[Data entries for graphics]
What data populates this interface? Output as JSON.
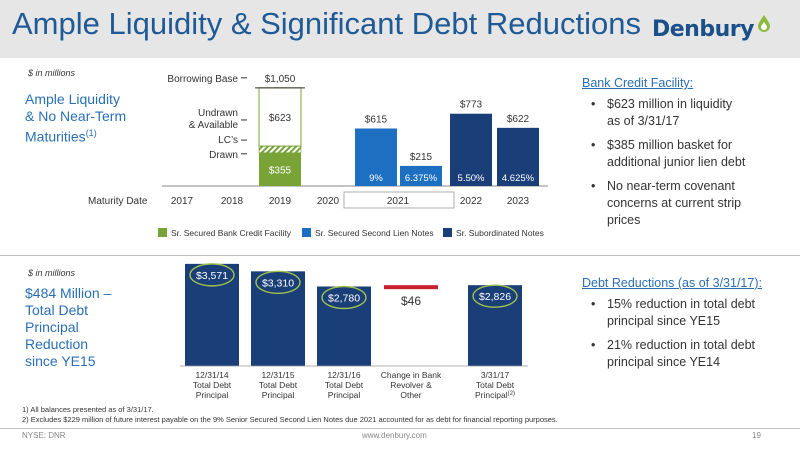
{
  "header": {
    "title": "Ample Liquidity & Significant Debt Reductions",
    "logo_text": "Denbury"
  },
  "top": {
    "units": "$ in millions",
    "side_heading_line1": "Ample Liquidity",
    "side_heading_line2": "& No Near-Term",
    "side_heading_line3": "Maturities",
    "side_heading_sup": "(1)",
    "labels": {
      "borrowing_base": "Borrowing Base",
      "undrawn": "Undrawn",
      "available": "& Available",
      "lcs": "LC’s",
      "drawn": "Drawn",
      "maturity_date": "Maturity Date"
    }
  },
  "right_top": {
    "heading": "Bank Credit Facility:",
    "bullets": [
      [
        "$623 million in liquidity",
        "as of 3/31/17"
      ],
      [
        "$385 million basket for",
        "additional junior lien debt"
      ],
      [
        "No near-term covenant",
        "concerns at current strip",
        "prices"
      ]
    ]
  },
  "bottom": {
    "units": "$ in millions",
    "side_heading": [
      "$484 Million –",
      "Total Debt",
      "Principal",
      "Reduction",
      "since YE15"
    ]
  },
  "right_bottom": {
    "heading": "Debt Reductions (as of 3/31/17):",
    "bullets": [
      [
        "15% reduction in total debt",
        "principal since YE15"
      ],
      [
        "21% reduction in total debt",
        "principal since YE14"
      ]
    ]
  },
  "footnotes": {
    "f1": "1)   All balances presented as of 3/31/17.",
    "f2": "2)   Excludes $229 million of future interest payable on the 9% Senior Secured Second Lien Notes due 2021 accounted for as debt for financial reporting purposes."
  },
  "footer": {
    "ticker": "NYSE: DNR",
    "url": "www.denbury.com",
    "page": "19"
  },
  "colors": {
    "title_blue": "#1f5a96",
    "green": "#77a337",
    "light_blue": "#1d6fc2",
    "navy": "#1a3f78",
    "red": "#c8202f",
    "circle_green": "#9fc24d"
  },
  "chart_data": [
    {
      "type": "bar",
      "categories": [
        "2017",
        "2018",
        "2019",
        "2020",
        "2021",
        "2022",
        "2023"
      ],
      "xlabel": "Maturity Date",
      "legend_position": "bottom",
      "legend": [
        "Sr. Secured Bank Credit Facility",
        "Sr. Secured Second Lien Notes",
        "Sr. Subordinated Notes"
      ],
      "series": [
        {
          "name": "Sr. Secured Bank Credit Facility",
          "color": "#77a337",
          "points": [
            {
              "x": "2019",
              "drawn": 355,
              "lcs": 72,
              "undrawn": 623,
              "borrowing_base": 1050,
              "labels": {
                "drawn": "$355",
                "undrawn": "$623",
                "borrowing_base": "$1,050"
              }
            }
          ]
        },
        {
          "name": "Sr. Secured Second Lien Notes",
          "color": "#1d6fc2",
          "points": [
            {
              "x": "2021",
              "value": 615,
              "label": "$615",
              "rate": "9%"
            },
            {
              "x": "2021",
              "value": 215,
              "label": "$215",
              "rate": "6.375%"
            }
          ]
        },
        {
          "name": "Sr. Subordinated Notes",
          "color": "#1a3f78",
          "points": [
            {
              "x": "2022",
              "value": 773,
              "label": "$773",
              "rate": "5.50%"
            },
            {
              "x": "2023",
              "value": 622,
              "label": "$622",
              "rate": "4.625%"
            }
          ]
        }
      ]
    },
    {
      "type": "bar",
      "categories": [
        "12/31/14 Total Debt Principal",
        "12/31/15 Total Debt Principal",
        "12/31/16 Total Debt Principal",
        "Change in Bank Revolver & Other",
        "3/31/17 Total Debt Principal"
      ],
      "category_lines": [
        [
          "12/31/14",
          "Total Debt",
          "Principal"
        ],
        [
          "12/31/15",
          "Total Debt",
          "Principal"
        ],
        [
          "12/31/16",
          "Total Debt",
          "Principal"
        ],
        [
          "Change in Bank",
          "Revolver &",
          "Other"
        ],
        [
          "3/31/17",
          "Total Debt",
          "Principal"
        ]
      ],
      "category_sup": [
        "",
        "",
        "",
        "",
        "(2)"
      ],
      "values": [
        3571,
        3310,
        2780,
        46,
        2826
      ],
      "labels": [
        "$3,571",
        "$3,310",
        "$2,780",
        "$46",
        "$2,826"
      ],
      "kinds": [
        "total",
        "total",
        "total",
        "change",
        "total"
      ],
      "circled": [
        true,
        true,
        true,
        false,
        true
      ]
    }
  ]
}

• _Exercise instructions_: Copy each line of the data above that holds "undrawn".

• _Solution for this exercise_:
      "undrawn": "Undrawn",
              "undrawn": 623,
                "undrawn": "$623",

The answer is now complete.